START Dataset records

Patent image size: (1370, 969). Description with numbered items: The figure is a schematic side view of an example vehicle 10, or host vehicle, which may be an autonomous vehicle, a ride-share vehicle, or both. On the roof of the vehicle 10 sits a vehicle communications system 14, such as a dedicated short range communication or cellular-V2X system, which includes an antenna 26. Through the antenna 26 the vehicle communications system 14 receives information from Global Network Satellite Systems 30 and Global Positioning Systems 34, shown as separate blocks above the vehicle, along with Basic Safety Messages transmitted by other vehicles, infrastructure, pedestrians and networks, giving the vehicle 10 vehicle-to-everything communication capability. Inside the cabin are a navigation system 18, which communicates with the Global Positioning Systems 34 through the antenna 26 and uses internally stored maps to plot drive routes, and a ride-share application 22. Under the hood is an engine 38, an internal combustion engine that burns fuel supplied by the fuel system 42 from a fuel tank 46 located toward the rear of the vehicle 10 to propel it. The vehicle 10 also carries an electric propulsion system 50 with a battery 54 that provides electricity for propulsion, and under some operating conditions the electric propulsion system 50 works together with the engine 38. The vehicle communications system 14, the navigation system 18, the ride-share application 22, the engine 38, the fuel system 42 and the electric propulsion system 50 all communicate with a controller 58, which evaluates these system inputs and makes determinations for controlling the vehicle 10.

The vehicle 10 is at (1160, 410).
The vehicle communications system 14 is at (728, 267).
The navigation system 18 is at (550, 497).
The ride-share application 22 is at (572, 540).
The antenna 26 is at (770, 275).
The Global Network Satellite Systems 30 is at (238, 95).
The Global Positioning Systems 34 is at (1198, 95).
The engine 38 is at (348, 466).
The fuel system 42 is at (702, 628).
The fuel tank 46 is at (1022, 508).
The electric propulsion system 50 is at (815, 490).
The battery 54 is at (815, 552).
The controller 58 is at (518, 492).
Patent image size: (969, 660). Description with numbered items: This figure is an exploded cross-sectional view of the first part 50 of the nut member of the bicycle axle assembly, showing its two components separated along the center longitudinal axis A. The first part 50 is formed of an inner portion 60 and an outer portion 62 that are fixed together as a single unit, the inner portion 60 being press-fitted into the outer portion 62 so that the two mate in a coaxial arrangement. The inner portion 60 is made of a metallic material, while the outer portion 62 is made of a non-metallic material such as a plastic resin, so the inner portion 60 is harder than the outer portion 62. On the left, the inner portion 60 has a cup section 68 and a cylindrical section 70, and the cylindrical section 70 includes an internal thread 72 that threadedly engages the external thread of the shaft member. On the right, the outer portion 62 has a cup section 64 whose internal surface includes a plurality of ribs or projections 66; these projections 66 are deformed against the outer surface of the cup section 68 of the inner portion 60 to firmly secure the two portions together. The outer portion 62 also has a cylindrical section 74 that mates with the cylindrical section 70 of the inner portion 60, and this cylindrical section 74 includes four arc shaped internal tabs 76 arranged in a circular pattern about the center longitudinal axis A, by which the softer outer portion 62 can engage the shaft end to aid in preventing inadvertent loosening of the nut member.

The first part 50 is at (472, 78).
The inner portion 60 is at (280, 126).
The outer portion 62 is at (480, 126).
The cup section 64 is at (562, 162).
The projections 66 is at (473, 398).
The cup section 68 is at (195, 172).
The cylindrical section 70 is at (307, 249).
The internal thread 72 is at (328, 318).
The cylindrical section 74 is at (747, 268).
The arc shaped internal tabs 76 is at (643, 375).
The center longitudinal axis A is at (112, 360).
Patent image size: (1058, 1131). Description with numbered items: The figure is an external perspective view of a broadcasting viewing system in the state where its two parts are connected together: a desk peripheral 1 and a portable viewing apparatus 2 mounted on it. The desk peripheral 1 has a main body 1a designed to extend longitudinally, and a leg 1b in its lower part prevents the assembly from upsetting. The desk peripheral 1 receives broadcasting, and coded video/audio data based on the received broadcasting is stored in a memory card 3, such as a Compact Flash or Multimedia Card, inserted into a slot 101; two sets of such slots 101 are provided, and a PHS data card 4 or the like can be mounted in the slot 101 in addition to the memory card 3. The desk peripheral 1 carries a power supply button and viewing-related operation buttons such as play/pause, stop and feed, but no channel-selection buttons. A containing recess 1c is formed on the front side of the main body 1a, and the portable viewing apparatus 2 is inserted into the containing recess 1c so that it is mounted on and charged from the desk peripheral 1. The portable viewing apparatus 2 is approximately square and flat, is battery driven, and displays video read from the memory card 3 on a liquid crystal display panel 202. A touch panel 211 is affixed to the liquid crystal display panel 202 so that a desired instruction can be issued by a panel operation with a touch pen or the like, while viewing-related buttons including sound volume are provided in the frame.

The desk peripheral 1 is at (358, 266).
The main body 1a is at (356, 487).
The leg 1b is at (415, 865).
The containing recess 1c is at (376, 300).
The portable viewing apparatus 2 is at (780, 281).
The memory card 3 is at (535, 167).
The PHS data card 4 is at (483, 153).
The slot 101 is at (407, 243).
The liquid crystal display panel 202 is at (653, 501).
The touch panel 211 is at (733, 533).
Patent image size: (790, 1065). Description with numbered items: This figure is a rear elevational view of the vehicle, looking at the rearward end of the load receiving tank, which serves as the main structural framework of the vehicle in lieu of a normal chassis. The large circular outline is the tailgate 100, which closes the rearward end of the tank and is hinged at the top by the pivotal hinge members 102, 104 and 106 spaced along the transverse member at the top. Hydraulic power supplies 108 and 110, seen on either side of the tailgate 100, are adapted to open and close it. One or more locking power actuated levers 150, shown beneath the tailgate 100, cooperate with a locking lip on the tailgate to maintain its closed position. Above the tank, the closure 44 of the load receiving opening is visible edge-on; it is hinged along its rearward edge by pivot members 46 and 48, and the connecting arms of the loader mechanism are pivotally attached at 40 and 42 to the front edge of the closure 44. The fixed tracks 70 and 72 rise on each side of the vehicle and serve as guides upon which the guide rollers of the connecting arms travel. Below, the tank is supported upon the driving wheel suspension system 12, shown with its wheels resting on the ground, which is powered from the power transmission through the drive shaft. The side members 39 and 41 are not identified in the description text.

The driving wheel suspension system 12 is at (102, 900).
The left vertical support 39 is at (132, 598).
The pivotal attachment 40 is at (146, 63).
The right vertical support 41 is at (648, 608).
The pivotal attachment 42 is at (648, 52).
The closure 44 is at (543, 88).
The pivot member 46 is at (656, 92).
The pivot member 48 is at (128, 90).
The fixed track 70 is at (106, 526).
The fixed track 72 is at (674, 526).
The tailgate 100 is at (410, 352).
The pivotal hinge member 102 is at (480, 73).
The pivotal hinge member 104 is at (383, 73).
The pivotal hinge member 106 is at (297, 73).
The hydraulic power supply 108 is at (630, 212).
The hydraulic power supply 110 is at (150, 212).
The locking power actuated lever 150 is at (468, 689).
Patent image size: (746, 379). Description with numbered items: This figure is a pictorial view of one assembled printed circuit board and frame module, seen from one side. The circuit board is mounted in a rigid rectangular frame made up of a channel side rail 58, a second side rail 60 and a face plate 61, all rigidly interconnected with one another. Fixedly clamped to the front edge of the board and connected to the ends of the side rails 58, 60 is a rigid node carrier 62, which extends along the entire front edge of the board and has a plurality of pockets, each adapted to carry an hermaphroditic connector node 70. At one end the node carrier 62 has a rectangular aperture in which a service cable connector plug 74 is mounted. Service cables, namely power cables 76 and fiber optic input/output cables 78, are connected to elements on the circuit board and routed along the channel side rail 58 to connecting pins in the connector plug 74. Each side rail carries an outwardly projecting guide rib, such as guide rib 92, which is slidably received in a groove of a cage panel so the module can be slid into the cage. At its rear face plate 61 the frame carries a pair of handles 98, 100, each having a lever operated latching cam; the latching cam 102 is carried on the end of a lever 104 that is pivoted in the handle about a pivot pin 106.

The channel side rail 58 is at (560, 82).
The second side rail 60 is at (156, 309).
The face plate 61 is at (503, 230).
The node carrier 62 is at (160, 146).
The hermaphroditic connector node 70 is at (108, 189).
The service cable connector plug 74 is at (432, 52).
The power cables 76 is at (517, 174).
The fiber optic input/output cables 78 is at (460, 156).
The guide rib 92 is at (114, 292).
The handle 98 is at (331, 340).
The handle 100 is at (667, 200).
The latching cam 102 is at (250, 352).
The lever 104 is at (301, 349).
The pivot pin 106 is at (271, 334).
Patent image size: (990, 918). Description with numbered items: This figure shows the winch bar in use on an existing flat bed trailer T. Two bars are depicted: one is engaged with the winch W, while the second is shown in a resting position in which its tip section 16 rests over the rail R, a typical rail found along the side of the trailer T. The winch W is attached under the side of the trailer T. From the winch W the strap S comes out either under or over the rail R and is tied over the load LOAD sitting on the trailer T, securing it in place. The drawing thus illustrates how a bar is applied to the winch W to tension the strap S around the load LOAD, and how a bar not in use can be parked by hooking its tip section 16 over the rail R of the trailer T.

END Dataset records

Exercise prompt ▸ Put everything from the line containing "Patent image size: (1058, 1131)." down to the line containing "The touch panel 211 is at (733, 533)." into a two-column CSV with the headers input and output. Give one row per entry, with its text under input and its answer under output, each in a single quoted field with line breaks turned into spaces.

The result ▸
input,output
"Patent image size: (1058, 1131). Description with numbered items: The figure is an external perspective view of a broadcasting viewing system in the state where its two parts are connected together: a desk peripheral 1 and a portable viewing apparatus 2 mounted on it. The desk peripheral 1 has a main body 1a designed to extend longitudinally, and a leg 1b in its lower part prevents the assembly from upsetting. The desk peripheral 1 receives broadcasting, and coded video/audio data based on the received broadcasting is stored in a memory card 3, such as a Compact Flash or Multimedia Card, inserted into a slot 101; two sets of such slots 101 are provided, and a PHS data card 4 or the like can be mounted in the slot 101 in addition to the memory card 3. The desk peripheral 1 carries a power supply button and viewing-related operation buttons such as play/pause, stop and feed, but no channel-selection buttons. A containing recess 1c is formed on the front side of the main body 1a, and the portable viewing apparatus 2 is inserted into the containing recess 1c so that it is mounted on and charged from the desk peripheral 1. The portable viewing apparatus 2 is approximately square and flat, is battery driven, and displays video read from the memory card 3 on a liquid crystal display panel 202. A touch panel 211 is affixed to the liquid crystal display panel 202 so that a desired instruction can be issued by a panel operation with a touch pen or the like, while viewing-related buttons including sound volume are provided in the frame.","The desk peripheral 1 is at (358, 266). The main body 1a is at (356, 487). The leg 1b is at (415, 865). The containing recess 1c is at (376, 300). The portable viewing apparatus 2 is at (780, 281). The memory card 3 is at (535, 167). The PHS data card 4 is at (483, 153). The slot 101 is at (407, 243). The liquid crystal display panel 202 is at (653, 501). The touch panel 211 is at (733, 533)."